Problem requirements:
Reproduce the rows starting at the line that contains "columns-icon[interactable] [281, 55, 291, 63]" and ending at the line that contains "align-left-icon[interactable] [229, 55, 239, 63]", changing every occurrence of "dialog-launcher" to "dialog-opener" and leaving all else unchanged.

Records:
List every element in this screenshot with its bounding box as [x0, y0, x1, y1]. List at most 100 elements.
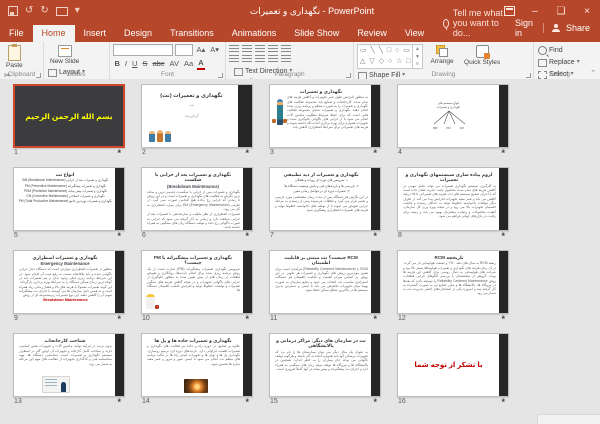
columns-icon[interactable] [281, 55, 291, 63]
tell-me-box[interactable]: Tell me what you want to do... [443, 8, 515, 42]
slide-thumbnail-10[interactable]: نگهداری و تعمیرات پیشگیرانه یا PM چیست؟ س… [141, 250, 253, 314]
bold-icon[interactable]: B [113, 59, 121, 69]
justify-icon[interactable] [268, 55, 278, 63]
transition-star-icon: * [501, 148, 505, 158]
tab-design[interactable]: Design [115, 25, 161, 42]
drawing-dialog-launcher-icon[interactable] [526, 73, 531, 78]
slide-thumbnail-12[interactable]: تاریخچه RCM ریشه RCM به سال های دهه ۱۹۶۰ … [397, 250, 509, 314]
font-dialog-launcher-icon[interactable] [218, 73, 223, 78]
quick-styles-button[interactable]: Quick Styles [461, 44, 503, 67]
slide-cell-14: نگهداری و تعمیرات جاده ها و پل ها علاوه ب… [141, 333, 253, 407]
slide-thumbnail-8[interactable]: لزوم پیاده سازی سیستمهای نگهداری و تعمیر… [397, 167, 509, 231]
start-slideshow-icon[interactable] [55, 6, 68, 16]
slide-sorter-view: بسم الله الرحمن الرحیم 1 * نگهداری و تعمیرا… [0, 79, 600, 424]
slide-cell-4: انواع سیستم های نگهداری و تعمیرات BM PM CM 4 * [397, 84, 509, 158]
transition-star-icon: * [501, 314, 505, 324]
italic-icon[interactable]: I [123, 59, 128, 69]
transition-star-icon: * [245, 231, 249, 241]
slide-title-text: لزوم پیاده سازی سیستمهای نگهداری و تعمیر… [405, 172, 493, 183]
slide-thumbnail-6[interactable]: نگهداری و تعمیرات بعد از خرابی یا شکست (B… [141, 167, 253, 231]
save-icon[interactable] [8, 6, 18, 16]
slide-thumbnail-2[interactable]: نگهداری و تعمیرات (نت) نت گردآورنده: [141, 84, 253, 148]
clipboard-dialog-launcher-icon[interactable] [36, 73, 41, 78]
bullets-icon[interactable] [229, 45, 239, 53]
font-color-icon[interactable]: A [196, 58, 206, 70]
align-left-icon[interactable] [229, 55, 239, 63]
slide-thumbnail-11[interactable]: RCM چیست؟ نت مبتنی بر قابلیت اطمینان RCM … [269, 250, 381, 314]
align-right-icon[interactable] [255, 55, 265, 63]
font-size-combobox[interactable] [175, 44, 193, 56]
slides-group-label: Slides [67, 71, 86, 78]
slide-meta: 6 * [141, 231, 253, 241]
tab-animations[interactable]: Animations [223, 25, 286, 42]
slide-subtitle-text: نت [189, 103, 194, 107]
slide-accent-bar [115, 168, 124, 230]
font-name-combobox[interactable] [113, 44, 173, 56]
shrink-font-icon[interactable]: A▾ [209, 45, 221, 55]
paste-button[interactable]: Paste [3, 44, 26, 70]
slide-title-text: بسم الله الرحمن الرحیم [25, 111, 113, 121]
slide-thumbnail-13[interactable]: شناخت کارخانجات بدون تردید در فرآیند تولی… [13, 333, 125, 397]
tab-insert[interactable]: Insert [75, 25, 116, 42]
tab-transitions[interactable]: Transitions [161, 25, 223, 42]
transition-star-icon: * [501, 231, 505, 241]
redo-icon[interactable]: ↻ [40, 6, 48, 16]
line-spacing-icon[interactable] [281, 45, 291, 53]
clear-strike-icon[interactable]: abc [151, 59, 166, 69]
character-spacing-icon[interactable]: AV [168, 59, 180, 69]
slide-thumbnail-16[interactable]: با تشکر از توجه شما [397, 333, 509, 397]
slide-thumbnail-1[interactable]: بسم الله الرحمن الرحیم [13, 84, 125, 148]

Written response:
columns-icon[interactable] [281, 55, 291, 63]
tell-me-box[interactable]: Tell me what you want to do... [443, 8, 515, 42]
slide-thumbnail-10[interactable]: نگهداری و تعمیرات پیشگیرانه یا PM چیست؟ س… [141, 250, 253, 314]
bold-icon[interactable]: B [113, 59, 121, 69]
justify-icon[interactable] [268, 55, 278, 63]
transition-star-icon: * [501, 148, 505, 158]
tab-design[interactable]: Design [115, 25, 161, 42]
drawing-dialog-opener-icon[interactable] [526, 73, 531, 78]
slide-thumbnail-12[interactable]: تاریخچه RCM ریشه RCM به سال های دهه ۱۹۶۰ … [397, 250, 509, 314]
font-dialog-opener-icon[interactable] [218, 73, 223, 78]
quick-styles-button[interactable]: Quick Styles [461, 44, 503, 67]
slide-cell-14: نگهداری و تعمیرات جاده ها و پل ها علاوه ب… [141, 333, 253, 407]
slide-thumbnail-8[interactable]: لزوم پیاده سازی سیستمهای نگهداری و تعمیر… [397, 167, 509, 231]
start-slideshow-icon[interactable] [55, 6, 68, 16]
slide-sorter-view: بسم الله الرحمن الرحیم 1 * نگهداری و تعمیرا… [0, 79, 600, 424]
slide-cell-4: انواع سیستم های نگهداری و تعمیرات BM PM CM 4 * [397, 84, 509, 158]
transition-star-icon: * [501, 314, 505, 324]
italic-icon[interactable]: I [123, 59, 128, 69]
transition-star-icon: * [245, 231, 249, 241]
slide-title-text: لزوم پیاده سازی سیستمهای نگهداری و تعمیر… [405, 172, 493, 183]
slide-thumbnail-6[interactable]: نگهداری و تعمیرات بعد از خرابی یا شکست (B… [141, 167, 253, 231]
save-icon[interactable] [8, 6, 18, 16]
slide-thumbnail-2[interactable]: نگهداری و تعمیرات (نت) نت گردآورنده: [141, 84, 253, 148]
clipboard-dialog-opener-icon[interactable] [36, 73, 41, 78]
bullets-icon[interactable] [229, 45, 239, 53]
font-color-icon[interactable]: A [196, 58, 206, 70]
align-left-icon[interactable] [229, 55, 239, 63]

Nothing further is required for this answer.